Required work
Count how many lines of the material hold "хозяйства". Respond with that number alone.
.....
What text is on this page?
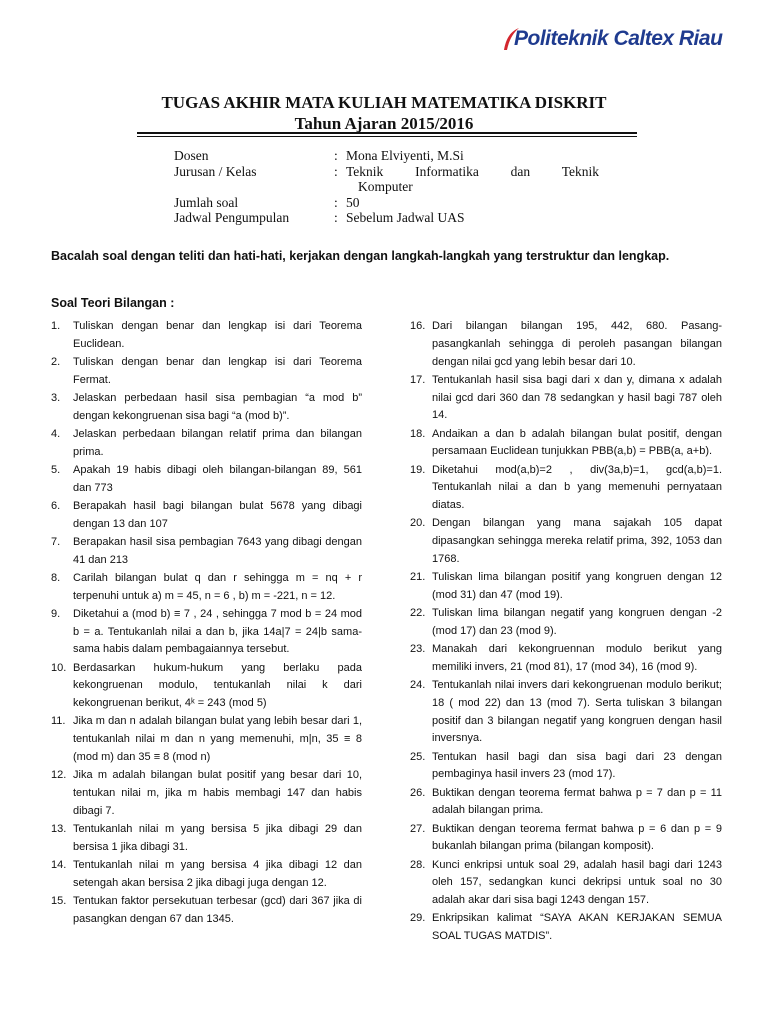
Politeknik Caltex Riau
TUGAS AKHIR MATA KULIAH MATEMATIKA DISKRIT
Tahun Ajaran 2015/2016
Dosen	: Mona Elviyenti, M.Si
Jurusan / Kelas	: Teknik Informatika dan Teknik
Komputer
Jumlah soal	: 50
Jadwal Pengumpulan	: Sebelum Jadwal UAS
Bacalah soal dengan teliti dan hati-hati, kerjakan dengan langkah-langkah yang terstruktur dan lengkap.
Soal Teori Bilangan :
1.	Tuliskan dengan benar dan lengkap isi dari Teorema Euclidean.
2.	Tuliskan dengan benar dan lengkap isi dari Teorema Fermat.
3.	Jelaskan perbedaan hasil sisa pembagian “a mod b” dengan kekongruenan sisa bagi “a (mod b)”.
4.	Jelaskan perbedaan bilangan relatif prima dan bilangan prima.
5.	Apakah 19 habis dibagi oleh bilangan-bilangan 89, 561 dan 773
6.	Berapakah hasil bagi bilangan bulat 5678 yang dibagi dengan 13 dan 107
7.	Berapakan hasil sisa pembagian 7643 yang dibagi dengan 41 dan 213
8.	Carilah bilangan bulat q dan r sehingga m = nq + r terpenuhi untuk a) m = 45, n = 6 , b) m = -221, n = 12.
9.	Diketahui a (mod b) ≡ 7 , 24 , sehingga 7 mod b = 24 mod b = a. Tentukanlah nilai a dan b, jika 14a|7 = 24|b sama-sama habis dalam pembagaiannya tersebut.
10. Berdasarkan hukum-hukum yang berlaku pada kekongruenan modulo, tentukanlah nilai k dari kekongruenan berikut, 4ᵏ = 243 (mod 5)
11. Jika m dan n adalah bilangan bulat yang lebih besar dari 1, tentukanlah nilai m dan n yang memenuhi, m|n, 35 ≡ 8 (mod m) dan 35 ≡ 8 (mod n)
12. Jika m adalah bilangan bulat positif yang besar dari 10, tentukan nilai m, jika m habis membagi 147 dan habis dibagi 7.
13. Tentukanlah nilai m yang bersisa 5 jika dibagi 29 dan bersisa 1 jika dibagi 31.
14. Tentukanlah nilai m yang bersisa 4 jika dibagi 12 dan setengah akan bersisa 2 jika dibagi juga dengan 12.
15. Tentukan faktor persekutuan terbesar (gcd) dari 367 jika di pasangkan dengan 67 dan 1345.
16. Dari bilangan bilangan 195, 442, 680. Pasang-pasangkanlah sehingga di peroleh pasangan bilangan dengan nilai gcd yang lebih besar dari 10.
17. Tentukanlah hasil sisa bagi dari x dan y, dimana x adalah nilai gcd dari 360 dan 78 sedangkan y hasil bagi 787 oleh 14.
18. Andaikan a dan b adalah bilangan bulat positif, dengan persamaan Euclidean tunjukkan PBB(a,b) = PBB(a, a+b).
19. Diketahui mod(a,b)=2 , div(3a,b)=1, gcd(a,b)=1. Tentukanlah nilai a dan b yang memenuhi pernyataan diatas.
20. Dengan bilangan yang mana sajakah 105 dapat dipasangkan sehingga mereka relatif prima, 392, 1053 dan 1768.
21. Tuliskan lima bilangan positif yang kongruen dengan 12 (mod 31) dan 47 (mod 19).
22. Tuliskan lima bilangan negatif yang kongruen dengan -2 (mod 17) dan 23 (mod 9).
23. Manakah dari kekongruennan modulo berikut yang memiliki invers, 21 (mod 81), 17 (mod 34), 16 (mod 9).
24. Tentukanlah nilai invers dari kekongruenan modulo berikut; 18 ( mod 22) dan 13 (mod 7). Serta tuliskan 3 bilangan positif dan 3 bilangan negatif yang kongruen dengan hasil inversnya.
25. Tentukan hasil bagi dan sisa bagi dari 23 dengan pembaginya hasil invers 23 (mod 17).
26. Buktikan dengan teorema fermat bahwa p = 7 dan p = 11 adalah bilangan prima.
27. Buktikan dengan teorema fermat bahwa p = 6 dan p = 9 bukanlah bilangan prima (bilangan komposit).
28. Kunci enkripsi untuk soal 29, adalah hasil bagi dari 1243 oleh 157, sedangkan kunci dekripsi untuk soal no 30 adalah akar dari sisa bagi 1243 dengan 157.
29. Enkripsikan kalimat “SAYA AKAN KERJAKAN SEMUA SOAL TUGAS MATDIS”.
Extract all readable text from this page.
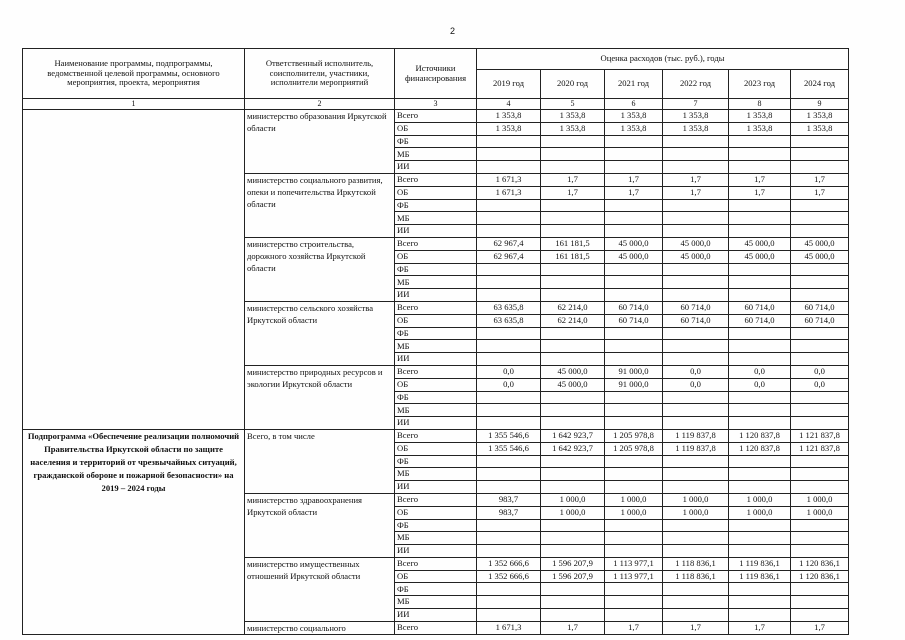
2
Наименование программы, подпрограммы, ведомственной целевой программы, основного мероприятия, проекта, мероприятия	Ответственный исполнитель, соисполнители, участники, исполнители мероприятий	Источники финансирования	Оценка расходов (тыс. руб.), годы					
			2019 год	2020 год	2021 год	2022 год	2023 год	2024 год
1	2	3	4	5	6	7	8	9
	министерство образования Иркутской области	Всего	1 353,8	1 353,8	1 353,8	1 353,8	1 353,8	1 353,8
		ОБ	1 353,8	1 353,8	1 353,8	1 353,8	1 353,8	1 353,8
		ФБ						
		МБ						
		ИИ						
	министерство социального развития, опеки и попечительства Иркутской области	Всего	1 671,3	1,7	1,7	1,7	1,7	1,7
		ОБ	1 671,3	1,7	1,7	1,7	1,7	1,7
		ФБ						
		МБ						
		ИИ						
	министерство строительства, дорожного хозяйства Иркутской области	Всего	62 967,4	161 181,5	45 000,0	45 000,0	45 000,0	45 000,0
		ОБ	62 967,4	161 181,5	45 000,0	45 000,0	45 000,0	45 000,0
		ФБ						
		МБ						
		ИИ						
	министерство сельского хозяйства Иркутской области	Всего	63 635,8	62 214,0	60 714,0	60 714,0	60 714,0	60 714,0
		ОБ	63 635,8	62 214,0	60 714,0	60 714,0	60 714,0	60 714,0
		ФБ						
		МБ						
		ИИ						
	министерство природных ресурсов и экологии Иркутской области	Всего	0,0	45 000,0	91 000,0	0,0	0,0	0,0
		ОБ	0,0	45 000,0	91 000,0	0,0	0,0	0,0
		ФБ						
		МБ						
		ИИ						
Подпрограмма «Обеспечение реализации полномочий Правительства Иркутской области по защите населения и территорий от чрезвычайных ситуаций, гражданской обороне и пожарной безопасности» на 2019 – 2024 годы	Всего, в том числе	Всего	1 355 546,6	1 642 923,7	1 205 978,8	1 119 837,8	1 120 837,8	1 121 837,8
		ОБ	1 355 546,6	1 642 923,7	1 205 978,8	1 119 837,8	1 120 837,8	1 121 837,8
		ФБ						
		МБ						
		ИИ						
	министерство здравоохранения Иркутской области	Всего	983,7	1 000,0	1 000,0	1 000,0	1 000,0	1 000,0
		ОБ	983,7	1 000,0	1 000,0	1 000,0	1 000,0	1 000,0
		ФБ						
		МБ						
		ИИ						
	министерство имущественных отношений Иркутской области	Всего	1 352 666,6	1 596 207,9	1 113 977,1	1 118 836,1	1 119 836,1	1 120 836,1
		ОБ	1 352 666,6	1 596 207,9	1 113 977,1	1 118 836,1	1 119 836,1	1 120 836,1
		ФБ						
		МБ						
		ИИ						
	министерство социального	Всего	1 671,3	1,7	1,7	1,7	1,7	1,7
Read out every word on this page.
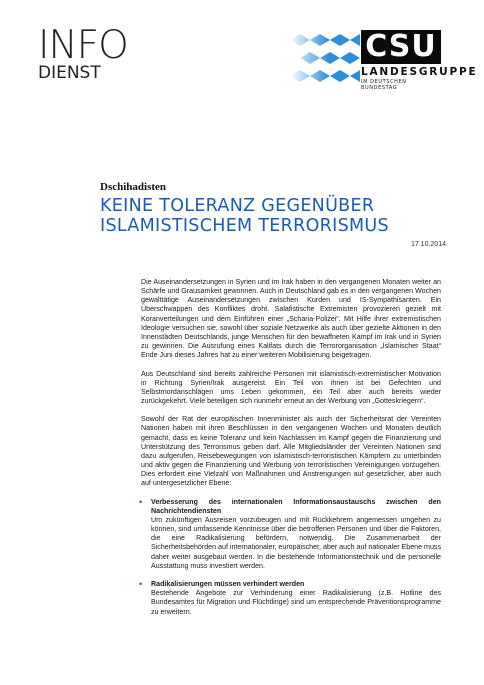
INFO
DIENST
CSU
LANDESGRUPPE
IM DEUTSCHEN BUNDESTAG
Dschihadisten
KEINE TOLERANZ GEGENÜBER ISLAMISTISCHEM TERRORISMUS
17.10.2014

Die Auseinandersetzungen in Syrien und im Irak haben in den vergangenen Monaten weiter an Schärfe und Grausamkeit gewonnen. Auch in Deutschland gab es in den vergangenen Wochen gewalttätige Auseinandersetzungen zwischen Kurden und IS-Sympathisanten. Ein Überschwappen des Konfliktes droht. Salafistische Extremisten provozieren gezielt mit Koranverteilungen und dem Einführen einer „Scharia-Polizei“. Mit Hilfe ihrer extremistischen Ideologie versuchen sie, sowohl über soziale Netzwerke als auch über gezielte Aktionen in den Innenstädten Deutschlands, junge Menschen für den bewaffneten Kampf im Irak und in Syrien zu gewinnen. Die Ausrufung eines Kalifats durch die Terrororganisation „Islamischer Staat“ Ende Juni dieses Jahres hat zu einer weiteren Mobilisierung beigetragen.

Aus Deutschland sind bereits zahlreiche Personen mit islamistisch-extremistischer Motivation in Richtung Syrien/Irak ausgereist. Ein Teil von ihnen ist bei Gefechten und Selbstmordanschlägen ums Leben gekommen, ein Teil aber auch bereits wieder zurückgekehrt. Viele beteiligen sich nunmehr erneut an der Werbung von „Gotteskriegern“.

Sowohl der Rat der europäischen Innenminister als auch der Sicherheitsrat der Vereinten Nationen haben mit ihren Beschlüssen in den vergangenen Wochen und Monaten deutlich gemacht, dass es keine Toleranz und kein Nachlassen im Kampf gegen die Finanzierung und Unterstützung des Terrorismus geben darf. Alle Mitgliedsländer der Vereinten Nationen sind dazu aufgerufen, Reisebewegungen von islamistisch-terroristischen Kämpfern zu unterbinden und aktiv gegen die Finanzierung und Werbung von terroristischen Vereinigungen vorzugehen. Dies erfordert eine Vielzahl von Maßnahmen und Anstrengungen auf gesetzlicher, aber auch auf untergesetzlicher Ebene:

• Verbesserung des internationalen Informationsaustauschs zwischen den Nachrichtendiensten
Um zukünftigen Ausreisen vorzubeugen und mit Rückkehrern angemessen umgehen zu können, sind umfassende Kenntnisse über die betroffenen Personen und über die Faktoren, die eine Radikalisierung befördern, notwendig. Die Zusammenarbeit der Sicherheitsbehörden auf internationaler, europäischer, aber auch auf nationaler Ebene muss daher weiter ausgebaut werden. In die bestehende Informationstechnik und die personelle Ausstattung muss investiert werden.
• Radikalisierungen müssen verhindert werden
Bestehende Angebote zur Verhinderung einer Radikalisierung (z.B. Hotline des Bundesamtes für Migration und Flüchtlinge) sind um entsprechende Präventionsprogramme zu erweitern.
.....
Output of the task
2